EXERCISE: Output each line of the material exactly as it stands.

Stored data
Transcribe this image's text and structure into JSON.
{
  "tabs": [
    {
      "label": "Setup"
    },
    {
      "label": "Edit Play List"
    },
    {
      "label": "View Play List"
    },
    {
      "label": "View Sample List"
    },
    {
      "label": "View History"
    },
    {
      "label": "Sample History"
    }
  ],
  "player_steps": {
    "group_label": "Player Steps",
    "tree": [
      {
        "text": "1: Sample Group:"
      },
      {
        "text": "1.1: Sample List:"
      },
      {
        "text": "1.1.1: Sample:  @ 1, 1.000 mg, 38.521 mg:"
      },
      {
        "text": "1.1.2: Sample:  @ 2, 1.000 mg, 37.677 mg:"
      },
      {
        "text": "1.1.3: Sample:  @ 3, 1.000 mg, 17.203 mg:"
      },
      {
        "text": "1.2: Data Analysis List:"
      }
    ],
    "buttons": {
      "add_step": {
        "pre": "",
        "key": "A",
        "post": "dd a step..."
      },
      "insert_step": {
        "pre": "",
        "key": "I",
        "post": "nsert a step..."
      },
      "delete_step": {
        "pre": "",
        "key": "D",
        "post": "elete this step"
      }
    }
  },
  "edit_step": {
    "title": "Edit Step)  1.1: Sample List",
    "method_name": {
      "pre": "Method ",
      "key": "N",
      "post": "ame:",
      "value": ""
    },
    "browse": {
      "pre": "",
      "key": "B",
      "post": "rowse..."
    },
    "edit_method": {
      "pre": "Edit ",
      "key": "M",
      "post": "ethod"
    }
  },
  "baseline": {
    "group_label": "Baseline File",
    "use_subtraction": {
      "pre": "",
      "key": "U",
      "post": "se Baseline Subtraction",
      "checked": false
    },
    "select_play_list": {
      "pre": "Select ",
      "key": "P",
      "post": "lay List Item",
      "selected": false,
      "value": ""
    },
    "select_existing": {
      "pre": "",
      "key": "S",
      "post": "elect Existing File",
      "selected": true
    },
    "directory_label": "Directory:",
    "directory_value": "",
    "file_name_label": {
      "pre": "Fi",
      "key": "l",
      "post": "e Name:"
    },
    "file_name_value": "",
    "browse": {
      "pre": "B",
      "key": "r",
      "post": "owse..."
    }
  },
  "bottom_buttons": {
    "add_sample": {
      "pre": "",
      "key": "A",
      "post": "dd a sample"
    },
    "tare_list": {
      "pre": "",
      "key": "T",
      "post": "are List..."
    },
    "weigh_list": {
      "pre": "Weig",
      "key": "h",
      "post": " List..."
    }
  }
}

RESULT FOR THIS EXERCISE:
Transcribe this image's text and structure into JSON.
{
  "tabs": [
    {
      "label": "Setup"
    },
    {
      "label": "Edit Play List"
    },
    {
      "label": "View Play List"
    },
    {
      "label": "View Sample List"
    },
    {
      "label": "View History"
    },
    {
      "label": "Sample History"
    }
  ],
  "player_steps": {
    "group_label": "Player Steps",
    "tree": [
      {
        "text": "1: Sample Group:"
      },
      {
        "text": "1.1: Sample List:"
      },
      {
        "text": "1.1.1: Sample:  @ 1, 1.000 mg, 38.521 mg:"
      },
      {
        "text": "1.1.2: Sample:  @ 2, 1.000 mg, 37.677 mg:"
      },
      {
        "text": "1.1.3: Sample:  @ 3, 1.000 mg, 17.203 mg:"
      },
      {
        "text": "1.2: Data Analysis List:"
      }
    ],
    "buttons": {
      "add_step": {
        "pre": "",
        "key": "A",
        "post": "dd a step..."
      },
      "insert_step": {
        "pre": "",
        "key": "I",
        "post": "nsert a step..."
      },
      "delete_step": {
        "pre": "",
        "key": "D",
        "post": "elete this step"
      }
    }
  },
  "edit_step": {
    "title": "Edit Step)  1.1: Sample List",
    "method_name": {
      "pre": "Method ",
      "key": "N",
      "post": "ame:",
      "value": ""
    },
    "browse": {
      "pre": "",
      "key": "B",
      "post": "rowse..."
    },
    "edit_method": {
      "pre": "Edit ",
      "key": "M",
      "post": "ethod"
    }
  },
  "baseline": {
    "group_label": "Baseline File",
    "use_subtraction": {
      "pre": "",
      "key": "U",
      "post": "se Baseline Subtraction",
      "checked": false
    },
    "select_play_list": {
      "pre": "Select ",
      "key": "P",
      "post": "lay List Item",
      "selected": false,
      "value": ""
    },
    "select_existing": {
      "pre": "",
      "key": "S",
      "post": "elect Existing File",
      "selected": true
    },
    "directory_label": "Directory:",
    "directory_value": "",
    "file_name_label": {
      "pre": "Fi",
      "key": "l",
      "post": "e Name:"
    },
    "file_name_value": "",
    "browse": {
      "pre": "B",
      "key": "r",
      "post": "owse..."
    }
  },
  "bottom_buttons": {
    "add_sample": {
      "pre": "",
      "key": "A",
      "post": "dd a sample"
    },
    "tare_list": {
      "pre": "",
      "key": "T",
      "post": "are List..."
    },
    "weigh_list": {
      "pre": "Weig",
      "key": "h",
      "post": " List..."
    }
  }
}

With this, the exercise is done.